__PASSAGE TO READ__:
====

Reiki is a way to combat stress and pain — article by Scott Keith
Posted Jan 03 2011 3:05am
It’s easy to get swallowed up in our high-paced culture. In this world of computers, cell phones, Blackberries and iPads, stress hits. As they say, it’s not stress (we all feel stress), but how we handle stress. Do we need therapists? Can medication help with stress, anxiety and depression? It is comforting to know there are many treatments available. Sometimes a combination of treatments can work wonders.
A Seattle licensed mental health counselor, Eileen Dey, teaches a way to relieve pain and reduce stress: Reiki, pronounced Ray-key. Reiki is a bit difficult to describe in an article; you really need to witness or experience this therapy. Reiki (Japanese for universal energy) describes energy that is all around us. Essentially, the practitioner gently places his or her hands over portions of the client’s body and energy flows from the practitioner to the individual. “It’s about yielding to that which is greater, called Reiki,” says Dey.

====

[Bounding box prediction data]
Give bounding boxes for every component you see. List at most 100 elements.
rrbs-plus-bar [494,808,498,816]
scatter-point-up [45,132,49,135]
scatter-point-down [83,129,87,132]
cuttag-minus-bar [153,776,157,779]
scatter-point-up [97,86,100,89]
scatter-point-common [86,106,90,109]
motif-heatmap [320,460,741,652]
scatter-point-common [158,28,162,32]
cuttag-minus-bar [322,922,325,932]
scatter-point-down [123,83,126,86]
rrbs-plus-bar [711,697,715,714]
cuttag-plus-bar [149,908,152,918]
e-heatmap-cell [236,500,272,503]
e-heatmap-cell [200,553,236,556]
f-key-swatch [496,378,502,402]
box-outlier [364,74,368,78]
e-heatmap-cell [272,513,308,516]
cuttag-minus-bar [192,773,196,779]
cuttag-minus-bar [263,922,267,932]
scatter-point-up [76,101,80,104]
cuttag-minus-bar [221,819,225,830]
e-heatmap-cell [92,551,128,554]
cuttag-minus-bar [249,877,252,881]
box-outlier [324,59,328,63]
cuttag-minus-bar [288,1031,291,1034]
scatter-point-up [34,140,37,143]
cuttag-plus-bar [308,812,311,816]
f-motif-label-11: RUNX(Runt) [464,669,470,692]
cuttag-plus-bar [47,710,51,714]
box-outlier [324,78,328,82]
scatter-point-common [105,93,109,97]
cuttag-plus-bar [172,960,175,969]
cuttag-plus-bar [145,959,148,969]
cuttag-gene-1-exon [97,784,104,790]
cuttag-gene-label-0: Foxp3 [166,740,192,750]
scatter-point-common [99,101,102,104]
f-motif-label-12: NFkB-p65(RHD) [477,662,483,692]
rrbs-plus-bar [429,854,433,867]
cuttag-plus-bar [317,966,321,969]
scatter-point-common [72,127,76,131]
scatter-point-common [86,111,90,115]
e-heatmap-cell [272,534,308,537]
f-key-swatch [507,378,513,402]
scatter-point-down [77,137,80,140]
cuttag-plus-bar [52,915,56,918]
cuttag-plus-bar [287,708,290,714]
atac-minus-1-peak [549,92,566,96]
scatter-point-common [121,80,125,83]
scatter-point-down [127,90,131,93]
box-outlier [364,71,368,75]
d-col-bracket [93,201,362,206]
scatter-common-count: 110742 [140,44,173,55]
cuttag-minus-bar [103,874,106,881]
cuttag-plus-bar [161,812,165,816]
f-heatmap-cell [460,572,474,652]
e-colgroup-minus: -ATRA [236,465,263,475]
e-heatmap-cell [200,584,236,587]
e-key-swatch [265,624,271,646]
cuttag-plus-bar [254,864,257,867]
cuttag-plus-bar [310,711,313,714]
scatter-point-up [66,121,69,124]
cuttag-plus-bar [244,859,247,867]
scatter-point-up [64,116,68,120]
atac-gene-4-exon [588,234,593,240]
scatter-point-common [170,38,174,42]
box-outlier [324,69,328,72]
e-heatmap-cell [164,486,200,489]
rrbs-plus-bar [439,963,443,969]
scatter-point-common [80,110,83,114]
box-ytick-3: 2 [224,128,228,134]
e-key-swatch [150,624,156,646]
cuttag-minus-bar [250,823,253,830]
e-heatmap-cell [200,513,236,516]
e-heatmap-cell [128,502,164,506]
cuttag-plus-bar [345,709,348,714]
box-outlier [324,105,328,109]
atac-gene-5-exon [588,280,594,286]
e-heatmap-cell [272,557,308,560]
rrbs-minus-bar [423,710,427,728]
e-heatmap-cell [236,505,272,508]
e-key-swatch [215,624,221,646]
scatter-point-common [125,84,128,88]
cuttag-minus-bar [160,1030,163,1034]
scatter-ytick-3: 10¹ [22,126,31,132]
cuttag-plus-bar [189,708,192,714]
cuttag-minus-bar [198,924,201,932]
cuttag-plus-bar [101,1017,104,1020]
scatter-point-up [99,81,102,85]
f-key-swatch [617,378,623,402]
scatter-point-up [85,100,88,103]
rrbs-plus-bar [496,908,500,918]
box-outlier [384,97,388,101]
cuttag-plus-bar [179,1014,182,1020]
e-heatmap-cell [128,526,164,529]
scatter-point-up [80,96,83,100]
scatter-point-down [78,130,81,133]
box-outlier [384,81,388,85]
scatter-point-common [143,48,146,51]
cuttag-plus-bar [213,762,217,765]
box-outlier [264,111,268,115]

====

__PROBLEM SET__:
A – According to the Reiki article, what does the Japanese word "Reiki" mean?
B – Explain why the Reiki article says the therapy is hard to describe in writing.
C – Continue the article on Reiki from its final sentence.

__ANSWERS BY ITEM NUMBER__:
A – Universal energy.

B – The article says Reiki is difficult to describe in an article because a person really needs to witness or experience the therapy to understand it.

C –
Dey’s professional background is in social work and counseling. In an interview with Men and Health: It’s a Guy Thing, Dey says she first found out about Reiki about 15 years ago, while studying at the Open Center in New York City. Dey found someone in New Jersey to help her with Reiki training. “It was completely different than any other training I’ve ever done,” says Dey. “It’s also an incredible spiritual journey…I just wanted an answer to what I was experiencing as a counselor with the elderly.”
Reiki, says Dey, “really enhances the healing ability of the practitioner as well as the individual receiving. It’s like you become a pipeline for that which is kind of nebulous all around us…super-concentrated oxygen…super-concentrated energy.”
Not only can Reiki help with anxiety, stress, tension and depression, Reiki can also combat some physical symptoms. Dey says it can help you recover more quickly from surgery. Reiki is beneficial in the birth process (labor and delivery) and helps elderly people deal with the agitation involved with dementia.
Reiki, according to Dey’s website, was discovered by Dr. Mikao Usui (1865-1926) after a 21-day meditation on Mt. Kurama in Japan in the late 1800s.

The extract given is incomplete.